▸ **AIM OF THE TASK**
Below are the records. List every line holding the word "have".

▸ **SOURCE RECORDS**

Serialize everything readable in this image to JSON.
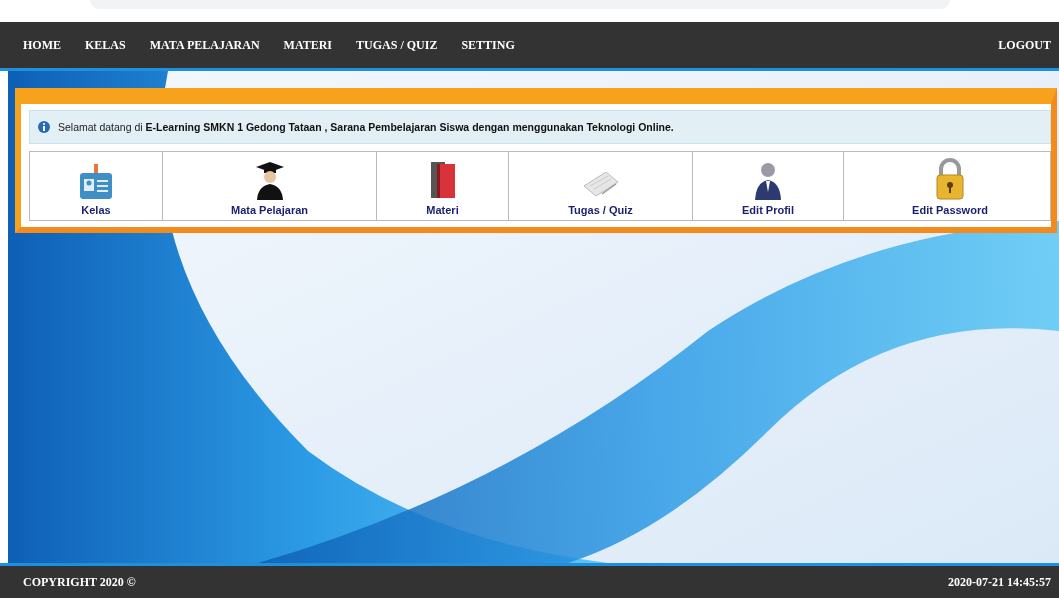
{
  "nav": {
    "items": [
      {
        "label": "HOME"
      },
      {
        "label": "KELAS"
      },
      {
        "label": "MATA PELAJARAN"
      },
      {
        "label": "MATERI"
      },
      {
        "label": "TUGAS / QUIZ"
      },
      {
        "label": "SETTING"
      }
    ],
    "logout": "LOGOUT"
  },
  "info": "Selamat datang di **E-Learning SMKN 1 Gedong Tataan , Sarana Pembelajaran Siswa dengan menggunakan Teknologi Online.**",
  "menu": [
    {
      "kind": "idcard",
      "label": "Kelas"
    },
    {
      "kind": "graduate",
      "label": "Mata Pelajaran"
    },
    {
      "kind": "books",
      "label": "Materi"
    },
    {
      "kind": "paper",
      "label": "Tugas / Quiz"
    },
    {
      "kind": "person",
      "label": "Edit Profil"
    },
    {
      "kind": "lock",
      "label": "Edit Password"
    }
  ],
  "footer": {
    "copyright": "COPYRIGHT 2020 ©",
    "datetime": "2020-07-21 14:45:57"
  }
}
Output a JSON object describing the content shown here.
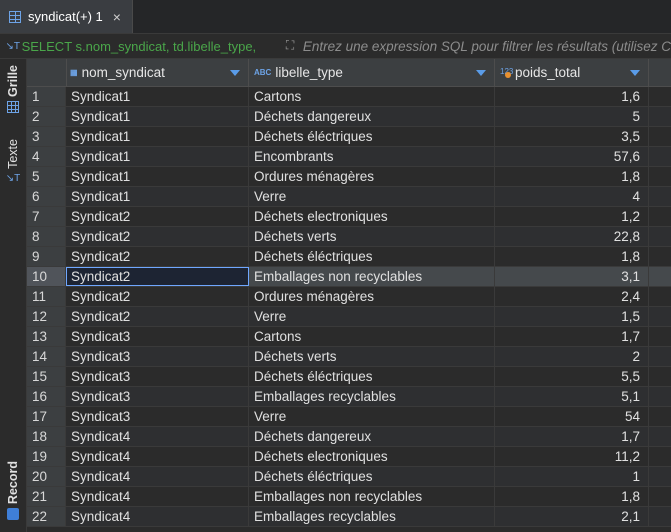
{
  "tab": {
    "title": "syndicat(+) 1",
    "close": "×"
  },
  "filter": {
    "sql": "SELECT s.nom_syndicat, td.libelle_type,",
    "placeholder": "Entrez une expression SQL pour filtrer les résultats (utilisez C"
  },
  "rail": {
    "grid_label": "Grille",
    "text_label": "Texte",
    "record_label": "Record"
  },
  "columns": [
    {
      "name": "nom_syndicat",
      "type_badge": ""
    },
    {
      "name": "libelle_type",
      "type_badge": "ABC"
    },
    {
      "name": "poids_total",
      "type_badge": "123"
    }
  ],
  "rows": [
    {
      "n": "1",
      "syndicat": "Syndicat1",
      "type": "Cartons",
      "poids": "1,6"
    },
    {
      "n": "2",
      "syndicat": "Syndicat1",
      "type": "Déchets dangereux",
      "poids": "5"
    },
    {
      "n": "3",
      "syndicat": "Syndicat1",
      "type": "Déchets éléctriques",
      "poids": "3,5"
    },
    {
      "n": "4",
      "syndicat": "Syndicat1",
      "type": "Encombrants",
      "poids": "57,6"
    },
    {
      "n": "5",
      "syndicat": "Syndicat1",
      "type": "Ordures ménagères",
      "poids": "1,8"
    },
    {
      "n": "6",
      "syndicat": "Syndicat1",
      "type": "Verre",
      "poids": "4"
    },
    {
      "n": "7",
      "syndicat": "Syndicat2",
      "type": "Déchets electroniques",
      "poids": "1,2"
    },
    {
      "n": "8",
      "syndicat": "Syndicat2",
      "type": "Déchets verts",
      "poids": "22,8"
    },
    {
      "n": "9",
      "syndicat": "Syndicat2",
      "type": "Déchets éléctriques",
      "poids": "1,8"
    },
    {
      "n": "10",
      "syndicat": "Syndicat2",
      "type": "Emballages non recyclables",
      "poids": "3,1"
    },
    {
      "n": "11",
      "syndicat": "Syndicat2",
      "type": "Ordures ménagères",
      "poids": "2,4"
    },
    {
      "n": "12",
      "syndicat": "Syndicat2",
      "type": "Verre",
      "poids": "1,5"
    },
    {
      "n": "13",
      "syndicat": "Syndicat3",
      "type": "Cartons",
      "poids": "1,7"
    },
    {
      "n": "14",
      "syndicat": "Syndicat3",
      "type": "Déchets verts",
      "poids": "2"
    },
    {
      "n": "15",
      "syndicat": "Syndicat3",
      "type": "Déchets éléctriques",
      "poids": "5,5"
    },
    {
      "n": "16",
      "syndicat": "Syndicat3",
      "type": "Emballages recyclables",
      "poids": "5,1"
    },
    {
      "n": "17",
      "syndicat": "Syndicat3",
      "type": "Verre",
      "poids": "54"
    },
    {
      "n": "18",
      "syndicat": "Syndicat4",
      "type": "Déchets dangereux",
      "poids": "1,7"
    },
    {
      "n": "19",
      "syndicat": "Syndicat4",
      "type": "Déchets electroniques",
      "poids": "11,2"
    },
    {
      "n": "20",
      "syndicat": "Syndicat4",
      "type": "Déchets éléctriques",
      "poids": "1"
    },
    {
      "n": "21",
      "syndicat": "Syndicat4",
      "type": "Emballages non recyclables",
      "poids": "1,8"
    },
    {
      "n": "22",
      "syndicat": "Syndicat4",
      "type": "Emballages recyclables",
      "poids": "2,1"
    }
  ],
  "selected_row": "10"
}
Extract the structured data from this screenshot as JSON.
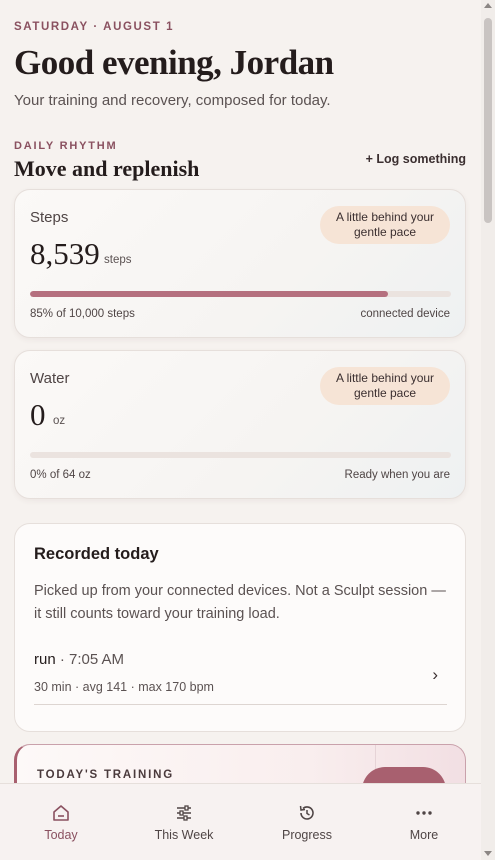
{
  "header": {
    "eyebrow": "SATURDAY · AUGUST 1",
    "greeting": "Good evening, Jordan",
    "subtitle": "Your training and recovery, composed for today."
  },
  "daily_rhythm": {
    "eyebrow": "DAILY RHYTHM",
    "title": "Move and replenish",
    "log_link": "+ Log something"
  },
  "metrics": [
    {
      "label": "Steps",
      "value": "8,539",
      "unit": "steps",
      "pill": "A little behind your gentle pace",
      "progress_percent": 85,
      "foot_left": "85% of 10,000 steps",
      "foot_right": "connected device"
    },
    {
      "label": "Water",
      "value": "0",
      "unit": "oz",
      "pill": "A little behind your gentle pace",
      "progress_percent": 0,
      "foot_left": "0% of 64 oz",
      "foot_right": "Ready when you are"
    }
  ],
  "recorded": {
    "title": "Recorded today",
    "description": "Picked up from your connected devices. Not a Sculpt session — it still counts toward your training load.",
    "activity_name": "run",
    "activity_time": " · 7:05 AM",
    "activity_stats": "30 min · avg 141 · max 170 bpm"
  },
  "training": {
    "eyebrow": "TODAY'S TRAINING"
  },
  "nav": {
    "items": [
      {
        "label": "Today",
        "icon": "home-icon"
      },
      {
        "label": "This Week",
        "icon": "sliders-icon"
      },
      {
        "label": "Progress",
        "icon": "history-icon"
      },
      {
        "label": "More",
        "icon": "more-icon"
      }
    ],
    "active": "Today"
  },
  "colors": {
    "accent": "#8a5160",
    "progress_fill": "#b5707f",
    "pill_bg": "#f6e4d6",
    "background": "#f6f2ef"
  }
}
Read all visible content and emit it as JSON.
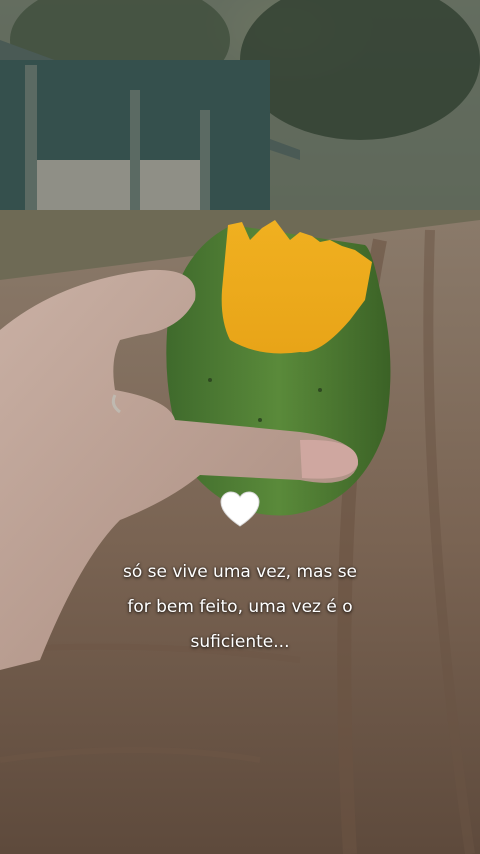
{
  "caption": {
    "lines": [
      "só se vive uma vez, mas se",
      "for bem feito, uma vez é o",
      "suficiente..."
    ]
  },
  "decoration": {
    "heart_icon": "white-heart-emoji"
  }
}
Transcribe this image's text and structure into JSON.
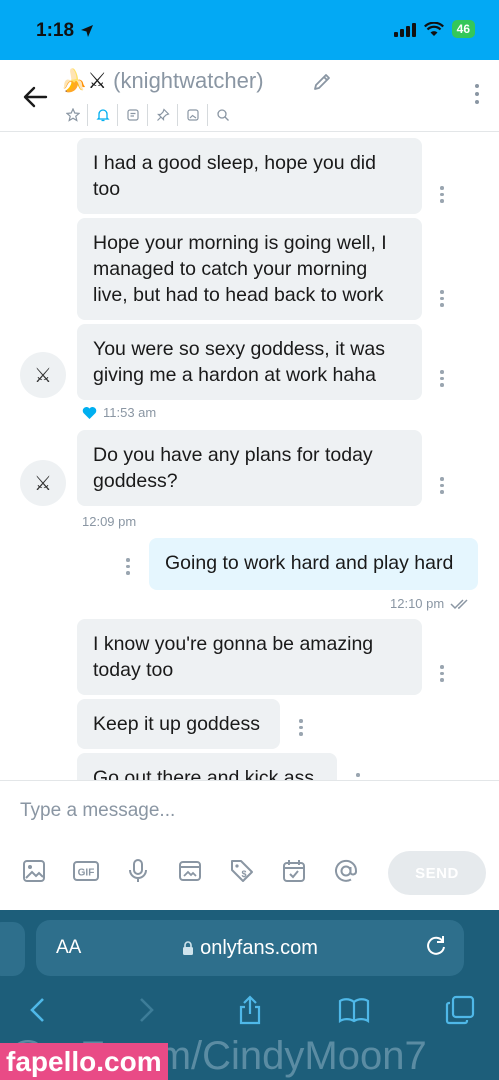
{
  "status_bar": {
    "time": "1:18",
    "battery": "46"
  },
  "header": {
    "title_emoji": "🍌⚔",
    "username": "(knightwatcher)"
  },
  "messages": [
    {
      "text": "I had a good sleep, hope you did too"
    },
    {
      "text": "Hope your morning is going well, I managed to catch your morning live, but had to head back to work"
    },
    {
      "text": "You were so sexy goddess, it was giving me a hardon at work haha"
    },
    {
      "time": "11:53 am"
    },
    {
      "text": "Do you have any plans for today goddess?"
    },
    {
      "time": "12:09 pm"
    },
    {
      "text": "Going to work hard and play hard"
    },
    {
      "time": "12:10 pm"
    },
    {
      "text": "I know you're gonna be amazing today too"
    },
    {
      "text": "Keep it up goddess"
    },
    {
      "text": "Go out there and kick ass"
    }
  ],
  "avatar_glyph": "⚔",
  "composer": {
    "placeholder": "Type a message...",
    "send_label": "SEND"
  },
  "browser": {
    "aa_label": "AA",
    "url": "onlyfans.com"
  },
  "watermark": {
    "url_text": "@  .  F     .c m/CindyMoon7",
    "badge": "fapello.com"
  },
  "colors": {
    "status_bar": "#03a9f4",
    "incoming_bubble": "#eef1f3",
    "outgoing_bubble": "#e5f6fe",
    "accent": "#00aff0",
    "browser": "#1d5e7a",
    "watermark_badge": "#e94b86"
  }
}
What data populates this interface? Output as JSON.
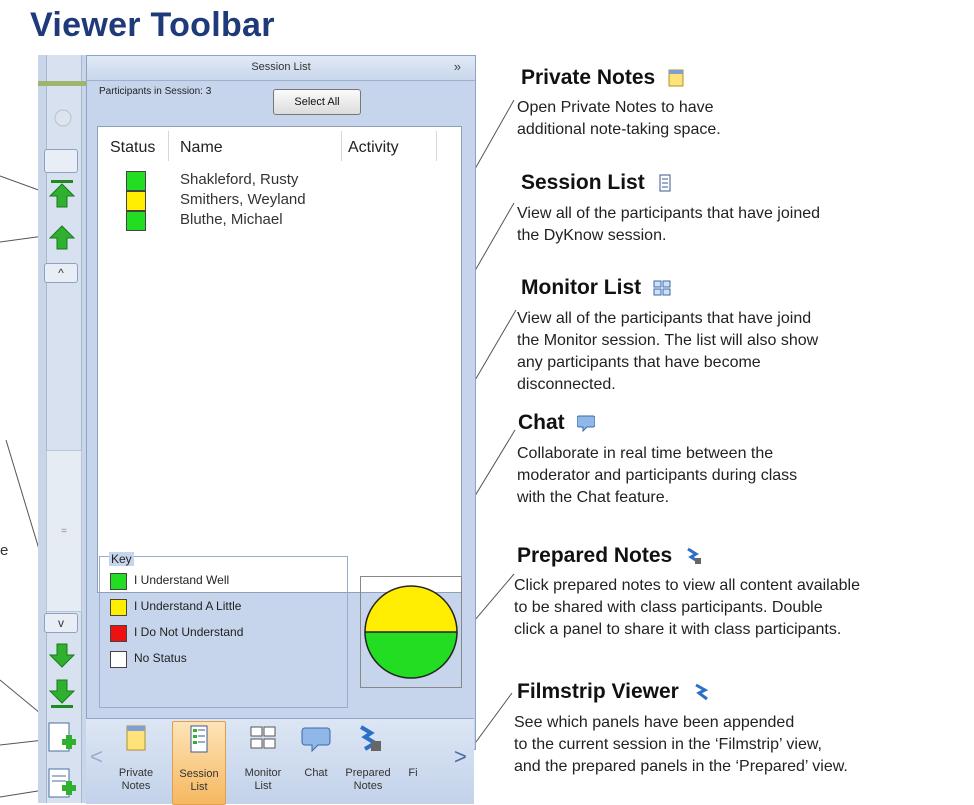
{
  "page_title": "Viewer Toolbar",
  "left_fragment_text": "e",
  "session_list_panel": {
    "header_title": "Session List",
    "expand_chevron": "»",
    "participants_label": "Participants in Session: 3",
    "select_all_label": "Select All",
    "columns": [
      "Status",
      "Name",
      "Activity"
    ],
    "participants": [
      {
        "name": "Shakleford, Rusty",
        "status_color": "#22dd22"
      },
      {
        "name": "Smithers, Weyland",
        "status_color": "#ffee00"
      },
      {
        "name": "Bluthe, Michael",
        "status_color": "#22dd22"
      }
    ],
    "key_label": "Key",
    "key_items": [
      {
        "label": "I Understand Well",
        "color": "#22dd22"
      },
      {
        "label": "I Understand A Little",
        "color": "#ffee00"
      },
      {
        "label": "I Do Not Understand",
        "color": "#ee1111"
      },
      {
        "label": "No Status",
        "color": "#ffffff"
      }
    ],
    "pie": {
      "yellow_fraction": 0.5,
      "green_fraction": 0.5
    }
  },
  "nav_bar": {
    "items": [
      {
        "line1": "Private",
        "line2": "Notes",
        "icon": "private-notes-icon",
        "selected": false
      },
      {
        "line1": "Session",
        "line2": "List",
        "icon": "session-list-icon",
        "selected": true
      },
      {
        "line1": "Monitor",
        "line2": "List",
        "icon": "monitor-list-icon",
        "selected": false
      },
      {
        "line1": "Chat",
        "line2": "",
        "icon": "chat-icon",
        "selected": false
      },
      {
        "line1": "Prepared",
        "line2": "Notes",
        "icon": "prepared-notes-icon",
        "selected": false
      },
      {
        "line1": "Fi",
        "line2": "",
        "icon": "filmstrip-icon",
        "selected": false
      }
    ],
    "prev_arrow": "<",
    "next_arrow": ">"
  },
  "callouts": [
    {
      "title": "Private Notes",
      "icon": "private-notes-icon",
      "text": [
        "Open Private Notes to have",
        "additional note-taking space."
      ]
    },
    {
      "title": "Session List",
      "icon": "session-list-icon",
      "text": [
        "View all of the participants that have joined",
        "the DyKnow session."
      ]
    },
    {
      "title": "Monitor List",
      "icon": "monitor-list-icon",
      "text": [
        "View all of the participants that have joind",
        "the Monitor session. The list will also show",
        "any participants that have become",
        "disconnected."
      ]
    },
    {
      "title": "Chat",
      "icon": "chat-icon",
      "text": [
        "Collaborate in real time between the",
        "moderator and participants during class",
        "with the Chat feature."
      ]
    },
    {
      "title": "Prepared Notes",
      "icon": "prepared-notes-icon",
      "text": [
        "Click prepared notes to view all content available",
        "to be shared with class participants.  Double",
        "click a panel to share it with class participants."
      ]
    },
    {
      "title": "Filmstrip Viewer",
      "icon": "filmstrip-icon",
      "text": [
        "See which panels have been appended",
        "to the current session in the ‘Filmstrip’ view,",
        "and the prepared panels in the ‘Prepared’ view."
      ]
    }
  ],
  "colors": {
    "title_blue": "#1f3a7a",
    "panel_bg": "#c7d5ec",
    "selected_tab": "#f6b860"
  }
}
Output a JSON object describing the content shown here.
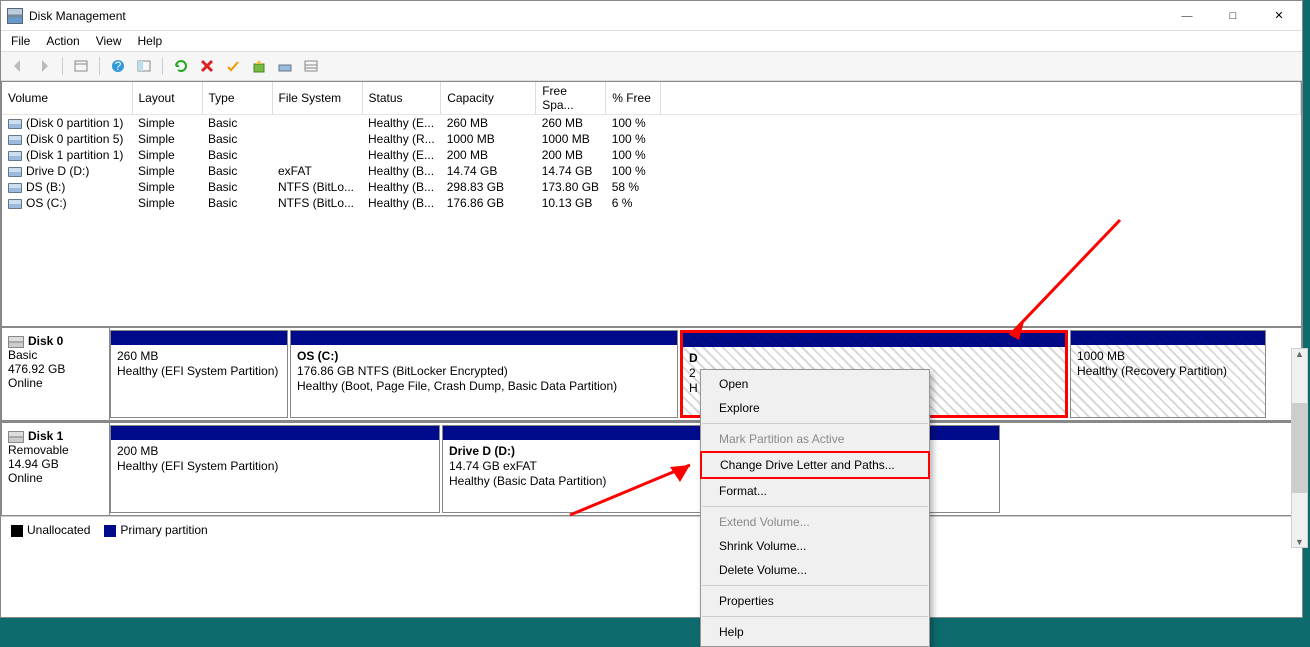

▸ **CORRECT OUTPUT**
      "text": "Do you have any plans for today goddess?"
        "Open Private Notes to have",
        "View all of the participants that have joined",
        "View all of the participants that have joind",
        "any participants that have become",
        "See which panels have been appended",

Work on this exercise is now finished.